WHAT TO PRODUCE → In the entries that follow, find the word "ГОСТ" and report each line it is on.

Part of a data file →
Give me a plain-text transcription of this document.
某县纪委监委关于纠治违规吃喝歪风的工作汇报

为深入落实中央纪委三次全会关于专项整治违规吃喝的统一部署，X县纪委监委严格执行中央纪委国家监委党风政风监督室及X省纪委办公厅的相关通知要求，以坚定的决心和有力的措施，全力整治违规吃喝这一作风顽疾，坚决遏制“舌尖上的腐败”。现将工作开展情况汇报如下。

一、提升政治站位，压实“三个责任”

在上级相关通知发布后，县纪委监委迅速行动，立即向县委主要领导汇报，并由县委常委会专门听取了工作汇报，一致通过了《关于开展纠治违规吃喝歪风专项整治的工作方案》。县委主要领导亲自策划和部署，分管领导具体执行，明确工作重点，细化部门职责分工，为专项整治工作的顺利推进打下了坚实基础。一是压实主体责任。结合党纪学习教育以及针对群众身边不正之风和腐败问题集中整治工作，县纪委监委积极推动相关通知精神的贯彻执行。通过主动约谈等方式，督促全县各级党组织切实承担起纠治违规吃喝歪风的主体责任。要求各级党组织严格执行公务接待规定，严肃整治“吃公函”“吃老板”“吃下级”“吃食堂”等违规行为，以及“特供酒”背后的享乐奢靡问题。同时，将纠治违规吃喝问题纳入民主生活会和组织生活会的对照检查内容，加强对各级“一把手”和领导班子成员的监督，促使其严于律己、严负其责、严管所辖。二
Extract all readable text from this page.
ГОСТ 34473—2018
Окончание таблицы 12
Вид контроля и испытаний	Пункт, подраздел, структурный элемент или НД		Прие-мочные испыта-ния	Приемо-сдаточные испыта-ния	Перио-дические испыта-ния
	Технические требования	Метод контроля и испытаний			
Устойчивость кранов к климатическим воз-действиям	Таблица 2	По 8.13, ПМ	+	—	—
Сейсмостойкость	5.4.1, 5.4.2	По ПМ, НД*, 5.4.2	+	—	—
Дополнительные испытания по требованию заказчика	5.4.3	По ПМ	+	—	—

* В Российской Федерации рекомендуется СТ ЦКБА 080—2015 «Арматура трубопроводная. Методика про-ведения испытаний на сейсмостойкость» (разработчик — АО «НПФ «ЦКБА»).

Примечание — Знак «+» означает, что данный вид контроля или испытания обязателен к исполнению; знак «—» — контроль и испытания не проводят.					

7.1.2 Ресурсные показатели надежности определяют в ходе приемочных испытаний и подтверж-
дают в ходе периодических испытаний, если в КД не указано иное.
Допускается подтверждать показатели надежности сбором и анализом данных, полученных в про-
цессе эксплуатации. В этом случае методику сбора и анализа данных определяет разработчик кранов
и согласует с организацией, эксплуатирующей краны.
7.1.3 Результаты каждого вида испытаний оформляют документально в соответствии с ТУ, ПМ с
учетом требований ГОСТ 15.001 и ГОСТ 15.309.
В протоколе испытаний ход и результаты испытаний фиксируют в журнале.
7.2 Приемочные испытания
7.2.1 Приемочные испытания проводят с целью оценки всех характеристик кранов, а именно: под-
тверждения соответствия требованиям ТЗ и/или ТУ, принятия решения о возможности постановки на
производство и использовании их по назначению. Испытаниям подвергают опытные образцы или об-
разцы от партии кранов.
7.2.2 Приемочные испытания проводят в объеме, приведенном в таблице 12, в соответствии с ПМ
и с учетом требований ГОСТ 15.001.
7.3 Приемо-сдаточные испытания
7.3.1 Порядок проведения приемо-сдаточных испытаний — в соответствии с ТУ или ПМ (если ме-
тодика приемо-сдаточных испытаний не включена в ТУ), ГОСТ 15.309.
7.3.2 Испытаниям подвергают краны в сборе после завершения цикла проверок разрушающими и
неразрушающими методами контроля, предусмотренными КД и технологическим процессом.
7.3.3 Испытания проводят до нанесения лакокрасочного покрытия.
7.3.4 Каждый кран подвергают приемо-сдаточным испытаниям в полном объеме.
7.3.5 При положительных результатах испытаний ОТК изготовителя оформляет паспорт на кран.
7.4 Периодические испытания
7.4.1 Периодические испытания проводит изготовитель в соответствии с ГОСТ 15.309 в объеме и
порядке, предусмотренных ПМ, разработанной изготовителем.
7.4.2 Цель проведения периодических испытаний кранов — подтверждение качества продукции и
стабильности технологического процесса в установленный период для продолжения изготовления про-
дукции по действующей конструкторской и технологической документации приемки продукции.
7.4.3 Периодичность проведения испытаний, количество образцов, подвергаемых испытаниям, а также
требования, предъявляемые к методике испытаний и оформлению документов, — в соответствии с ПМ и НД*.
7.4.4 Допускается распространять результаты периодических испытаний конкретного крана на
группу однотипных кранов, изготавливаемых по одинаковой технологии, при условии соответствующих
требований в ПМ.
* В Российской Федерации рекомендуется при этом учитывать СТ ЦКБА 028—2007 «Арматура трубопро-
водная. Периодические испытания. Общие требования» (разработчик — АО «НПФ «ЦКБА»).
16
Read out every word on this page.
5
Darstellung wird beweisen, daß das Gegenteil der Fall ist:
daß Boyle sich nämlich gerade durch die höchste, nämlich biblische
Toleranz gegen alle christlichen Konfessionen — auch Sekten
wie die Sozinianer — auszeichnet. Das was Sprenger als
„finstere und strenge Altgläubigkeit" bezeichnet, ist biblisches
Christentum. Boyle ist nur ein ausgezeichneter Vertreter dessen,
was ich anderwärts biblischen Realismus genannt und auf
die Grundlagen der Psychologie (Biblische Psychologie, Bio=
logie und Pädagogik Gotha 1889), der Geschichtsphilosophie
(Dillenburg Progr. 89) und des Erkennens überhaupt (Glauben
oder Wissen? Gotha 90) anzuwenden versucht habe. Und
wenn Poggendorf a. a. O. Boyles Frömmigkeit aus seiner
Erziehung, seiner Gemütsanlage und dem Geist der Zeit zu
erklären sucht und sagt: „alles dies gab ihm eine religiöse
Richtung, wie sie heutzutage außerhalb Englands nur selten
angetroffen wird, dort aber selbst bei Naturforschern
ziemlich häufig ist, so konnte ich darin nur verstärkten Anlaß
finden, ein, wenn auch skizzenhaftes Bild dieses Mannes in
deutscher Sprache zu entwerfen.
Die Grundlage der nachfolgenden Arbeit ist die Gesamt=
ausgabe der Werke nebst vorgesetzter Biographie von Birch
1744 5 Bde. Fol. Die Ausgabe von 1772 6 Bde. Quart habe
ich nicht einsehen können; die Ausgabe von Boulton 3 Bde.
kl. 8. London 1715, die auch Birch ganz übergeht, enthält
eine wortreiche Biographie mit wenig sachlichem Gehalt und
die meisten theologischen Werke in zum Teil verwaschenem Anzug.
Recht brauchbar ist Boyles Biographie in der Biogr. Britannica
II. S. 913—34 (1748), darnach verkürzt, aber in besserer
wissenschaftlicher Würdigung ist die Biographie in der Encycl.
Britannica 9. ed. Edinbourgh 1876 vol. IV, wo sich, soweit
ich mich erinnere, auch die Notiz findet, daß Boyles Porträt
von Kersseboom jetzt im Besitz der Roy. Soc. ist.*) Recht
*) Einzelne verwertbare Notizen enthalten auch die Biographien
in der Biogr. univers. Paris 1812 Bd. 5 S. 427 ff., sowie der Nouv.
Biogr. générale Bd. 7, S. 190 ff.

RESPONSE TO THIS TASK →
ГОСТ 34473—2018
учетом требований ГОСТ 15.001 и ГОСТ 15.309.
и с учетом требований ГОСТ 15.001.
тодика приемо-сдаточных испытаний не включена в ТУ), ГОСТ 15.309.
7.4.1 Периодические испытания проводит изготовитель в соответствии с ГОСТ 15.309 в объеме и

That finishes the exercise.